* begin Records supplied *

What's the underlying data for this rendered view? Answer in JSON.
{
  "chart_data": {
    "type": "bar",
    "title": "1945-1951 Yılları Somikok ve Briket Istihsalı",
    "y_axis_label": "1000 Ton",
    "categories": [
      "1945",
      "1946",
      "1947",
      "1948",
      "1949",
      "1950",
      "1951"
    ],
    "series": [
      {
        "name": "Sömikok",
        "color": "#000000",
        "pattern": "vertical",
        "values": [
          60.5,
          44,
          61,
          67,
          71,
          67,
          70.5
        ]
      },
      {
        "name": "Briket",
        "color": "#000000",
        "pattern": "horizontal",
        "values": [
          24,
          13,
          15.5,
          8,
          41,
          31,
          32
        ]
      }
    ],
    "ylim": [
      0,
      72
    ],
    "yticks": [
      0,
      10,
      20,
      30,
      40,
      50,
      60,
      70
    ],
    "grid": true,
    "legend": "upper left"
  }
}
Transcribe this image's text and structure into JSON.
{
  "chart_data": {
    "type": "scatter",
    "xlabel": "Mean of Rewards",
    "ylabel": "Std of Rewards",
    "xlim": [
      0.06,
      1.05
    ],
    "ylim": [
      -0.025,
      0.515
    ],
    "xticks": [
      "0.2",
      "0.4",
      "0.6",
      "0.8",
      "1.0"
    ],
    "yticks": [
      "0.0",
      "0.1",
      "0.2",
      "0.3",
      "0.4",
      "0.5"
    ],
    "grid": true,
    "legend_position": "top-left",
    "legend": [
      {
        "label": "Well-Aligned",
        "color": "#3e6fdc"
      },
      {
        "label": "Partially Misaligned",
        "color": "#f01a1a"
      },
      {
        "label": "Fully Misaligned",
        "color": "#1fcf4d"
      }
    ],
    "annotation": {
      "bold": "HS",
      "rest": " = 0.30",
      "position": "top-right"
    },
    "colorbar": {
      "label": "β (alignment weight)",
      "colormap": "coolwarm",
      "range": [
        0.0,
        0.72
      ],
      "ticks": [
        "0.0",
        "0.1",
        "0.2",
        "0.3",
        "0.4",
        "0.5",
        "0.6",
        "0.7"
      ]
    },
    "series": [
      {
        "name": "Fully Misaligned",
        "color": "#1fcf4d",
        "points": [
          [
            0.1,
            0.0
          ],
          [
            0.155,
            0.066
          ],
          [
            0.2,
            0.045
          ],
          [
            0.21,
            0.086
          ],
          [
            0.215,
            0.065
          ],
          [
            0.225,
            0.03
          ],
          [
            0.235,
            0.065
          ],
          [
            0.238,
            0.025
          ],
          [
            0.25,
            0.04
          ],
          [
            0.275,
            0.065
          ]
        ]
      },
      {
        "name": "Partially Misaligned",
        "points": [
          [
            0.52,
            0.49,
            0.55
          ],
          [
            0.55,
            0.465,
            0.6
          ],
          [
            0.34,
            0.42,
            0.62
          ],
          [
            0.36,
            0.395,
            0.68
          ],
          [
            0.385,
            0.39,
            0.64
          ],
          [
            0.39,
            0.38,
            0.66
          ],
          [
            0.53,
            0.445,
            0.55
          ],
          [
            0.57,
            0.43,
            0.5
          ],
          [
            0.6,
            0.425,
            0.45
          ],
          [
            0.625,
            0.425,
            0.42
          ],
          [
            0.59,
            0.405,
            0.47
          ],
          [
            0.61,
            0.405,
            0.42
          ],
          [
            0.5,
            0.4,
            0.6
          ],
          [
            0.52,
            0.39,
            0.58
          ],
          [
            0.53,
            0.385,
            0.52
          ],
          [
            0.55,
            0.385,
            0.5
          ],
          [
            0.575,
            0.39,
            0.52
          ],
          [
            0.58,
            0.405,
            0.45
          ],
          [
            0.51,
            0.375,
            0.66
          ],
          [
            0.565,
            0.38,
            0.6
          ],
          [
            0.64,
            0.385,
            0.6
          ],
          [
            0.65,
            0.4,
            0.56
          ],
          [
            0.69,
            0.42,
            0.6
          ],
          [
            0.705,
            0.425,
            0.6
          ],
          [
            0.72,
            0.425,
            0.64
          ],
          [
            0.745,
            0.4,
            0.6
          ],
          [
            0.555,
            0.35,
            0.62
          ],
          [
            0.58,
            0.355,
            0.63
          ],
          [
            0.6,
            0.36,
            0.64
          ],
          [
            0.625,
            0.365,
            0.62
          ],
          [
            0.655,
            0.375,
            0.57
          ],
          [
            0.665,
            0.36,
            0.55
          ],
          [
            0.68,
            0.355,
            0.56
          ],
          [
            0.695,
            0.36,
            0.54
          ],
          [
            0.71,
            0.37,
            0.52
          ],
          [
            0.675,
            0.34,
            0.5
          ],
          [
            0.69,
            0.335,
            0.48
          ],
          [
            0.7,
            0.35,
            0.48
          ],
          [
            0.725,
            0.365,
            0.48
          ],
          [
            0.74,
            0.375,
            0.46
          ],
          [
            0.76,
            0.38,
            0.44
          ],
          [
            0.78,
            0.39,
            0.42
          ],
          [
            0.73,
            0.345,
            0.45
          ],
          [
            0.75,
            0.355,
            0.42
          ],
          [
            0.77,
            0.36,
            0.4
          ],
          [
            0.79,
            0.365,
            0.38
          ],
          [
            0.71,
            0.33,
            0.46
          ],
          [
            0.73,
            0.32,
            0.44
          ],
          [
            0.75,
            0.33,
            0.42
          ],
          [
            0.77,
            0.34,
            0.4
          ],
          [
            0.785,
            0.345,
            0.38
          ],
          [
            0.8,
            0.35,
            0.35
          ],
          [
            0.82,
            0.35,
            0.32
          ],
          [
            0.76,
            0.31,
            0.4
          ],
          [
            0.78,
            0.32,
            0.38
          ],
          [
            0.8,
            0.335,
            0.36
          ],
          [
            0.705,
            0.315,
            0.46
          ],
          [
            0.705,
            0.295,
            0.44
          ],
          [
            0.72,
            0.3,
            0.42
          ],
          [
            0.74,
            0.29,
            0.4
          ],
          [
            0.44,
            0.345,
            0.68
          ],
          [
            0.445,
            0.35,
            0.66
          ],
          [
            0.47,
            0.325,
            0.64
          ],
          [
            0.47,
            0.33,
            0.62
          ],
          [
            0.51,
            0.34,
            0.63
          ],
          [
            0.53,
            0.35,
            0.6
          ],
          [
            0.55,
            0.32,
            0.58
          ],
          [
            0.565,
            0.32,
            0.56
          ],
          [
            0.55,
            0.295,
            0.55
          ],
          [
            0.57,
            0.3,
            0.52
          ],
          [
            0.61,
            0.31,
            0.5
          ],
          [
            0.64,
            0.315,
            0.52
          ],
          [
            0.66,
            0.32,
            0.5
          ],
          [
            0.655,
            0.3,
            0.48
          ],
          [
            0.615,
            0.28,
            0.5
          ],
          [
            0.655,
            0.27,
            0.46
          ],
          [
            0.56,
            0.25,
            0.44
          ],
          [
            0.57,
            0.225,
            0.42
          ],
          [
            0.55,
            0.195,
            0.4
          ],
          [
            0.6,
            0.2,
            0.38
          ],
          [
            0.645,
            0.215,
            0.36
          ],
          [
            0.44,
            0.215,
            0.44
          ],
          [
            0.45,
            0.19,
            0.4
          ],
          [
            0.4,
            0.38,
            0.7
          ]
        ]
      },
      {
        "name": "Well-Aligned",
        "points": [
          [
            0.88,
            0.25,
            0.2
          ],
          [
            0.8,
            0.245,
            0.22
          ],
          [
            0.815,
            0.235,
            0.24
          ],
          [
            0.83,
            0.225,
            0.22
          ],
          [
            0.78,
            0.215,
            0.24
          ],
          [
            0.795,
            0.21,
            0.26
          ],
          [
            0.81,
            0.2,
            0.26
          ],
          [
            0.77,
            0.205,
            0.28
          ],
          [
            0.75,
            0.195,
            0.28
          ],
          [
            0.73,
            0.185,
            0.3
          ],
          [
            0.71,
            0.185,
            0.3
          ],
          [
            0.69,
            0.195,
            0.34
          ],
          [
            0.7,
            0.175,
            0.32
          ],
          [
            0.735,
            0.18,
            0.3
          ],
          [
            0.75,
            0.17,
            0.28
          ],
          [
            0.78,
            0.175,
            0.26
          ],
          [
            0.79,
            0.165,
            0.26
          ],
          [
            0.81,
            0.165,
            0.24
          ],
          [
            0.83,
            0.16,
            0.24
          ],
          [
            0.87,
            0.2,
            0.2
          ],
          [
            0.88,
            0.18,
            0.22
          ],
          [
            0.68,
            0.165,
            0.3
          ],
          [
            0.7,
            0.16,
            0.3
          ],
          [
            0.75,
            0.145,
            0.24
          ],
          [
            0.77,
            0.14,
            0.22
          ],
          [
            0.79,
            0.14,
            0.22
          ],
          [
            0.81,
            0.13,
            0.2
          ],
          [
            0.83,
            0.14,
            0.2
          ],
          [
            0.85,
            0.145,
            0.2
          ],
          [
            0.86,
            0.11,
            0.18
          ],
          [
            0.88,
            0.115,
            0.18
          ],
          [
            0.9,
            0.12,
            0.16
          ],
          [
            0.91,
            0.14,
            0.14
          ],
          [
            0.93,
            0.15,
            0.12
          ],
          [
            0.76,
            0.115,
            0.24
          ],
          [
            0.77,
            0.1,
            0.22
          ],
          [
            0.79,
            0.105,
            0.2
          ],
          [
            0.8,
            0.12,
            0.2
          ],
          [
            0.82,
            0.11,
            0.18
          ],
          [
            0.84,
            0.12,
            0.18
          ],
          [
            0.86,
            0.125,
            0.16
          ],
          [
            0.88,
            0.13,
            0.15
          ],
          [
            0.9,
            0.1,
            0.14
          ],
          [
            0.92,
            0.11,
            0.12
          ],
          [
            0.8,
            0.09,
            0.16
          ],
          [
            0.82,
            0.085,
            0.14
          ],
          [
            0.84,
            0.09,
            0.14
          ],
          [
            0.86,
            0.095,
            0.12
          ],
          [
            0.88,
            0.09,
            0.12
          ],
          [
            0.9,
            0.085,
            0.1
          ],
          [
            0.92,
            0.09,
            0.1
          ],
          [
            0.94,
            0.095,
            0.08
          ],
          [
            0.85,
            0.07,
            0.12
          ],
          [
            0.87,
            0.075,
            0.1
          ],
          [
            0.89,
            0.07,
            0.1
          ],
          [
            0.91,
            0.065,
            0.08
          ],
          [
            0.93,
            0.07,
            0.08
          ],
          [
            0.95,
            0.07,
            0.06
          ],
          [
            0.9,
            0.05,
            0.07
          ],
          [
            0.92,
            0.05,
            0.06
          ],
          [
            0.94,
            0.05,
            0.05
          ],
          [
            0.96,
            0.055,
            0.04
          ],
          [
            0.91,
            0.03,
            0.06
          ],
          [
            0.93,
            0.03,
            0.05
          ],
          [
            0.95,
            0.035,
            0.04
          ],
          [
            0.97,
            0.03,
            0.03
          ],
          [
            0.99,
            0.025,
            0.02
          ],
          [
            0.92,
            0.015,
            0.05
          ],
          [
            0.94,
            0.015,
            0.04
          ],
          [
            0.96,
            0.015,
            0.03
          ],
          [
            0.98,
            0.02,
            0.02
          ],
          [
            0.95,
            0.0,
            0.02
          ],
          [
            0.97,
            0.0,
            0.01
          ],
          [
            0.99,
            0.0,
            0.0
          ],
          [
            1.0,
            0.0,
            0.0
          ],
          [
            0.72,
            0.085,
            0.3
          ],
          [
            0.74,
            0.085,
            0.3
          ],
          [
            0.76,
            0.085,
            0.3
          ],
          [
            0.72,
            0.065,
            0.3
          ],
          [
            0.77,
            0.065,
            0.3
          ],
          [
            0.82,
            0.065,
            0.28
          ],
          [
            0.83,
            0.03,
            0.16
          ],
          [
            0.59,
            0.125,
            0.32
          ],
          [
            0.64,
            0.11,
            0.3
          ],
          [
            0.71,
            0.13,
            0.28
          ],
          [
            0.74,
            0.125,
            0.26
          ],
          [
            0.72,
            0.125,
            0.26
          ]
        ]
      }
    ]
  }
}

* end Records supplied *

Your task: Return every line from the records above that holds the word "name".

Task result:
        "name": "Sömikok",
        "name": "Briket",
        "name": "Fully Misaligned",
        "name": "Partially Misaligned",
        "name": "Well-Aligned",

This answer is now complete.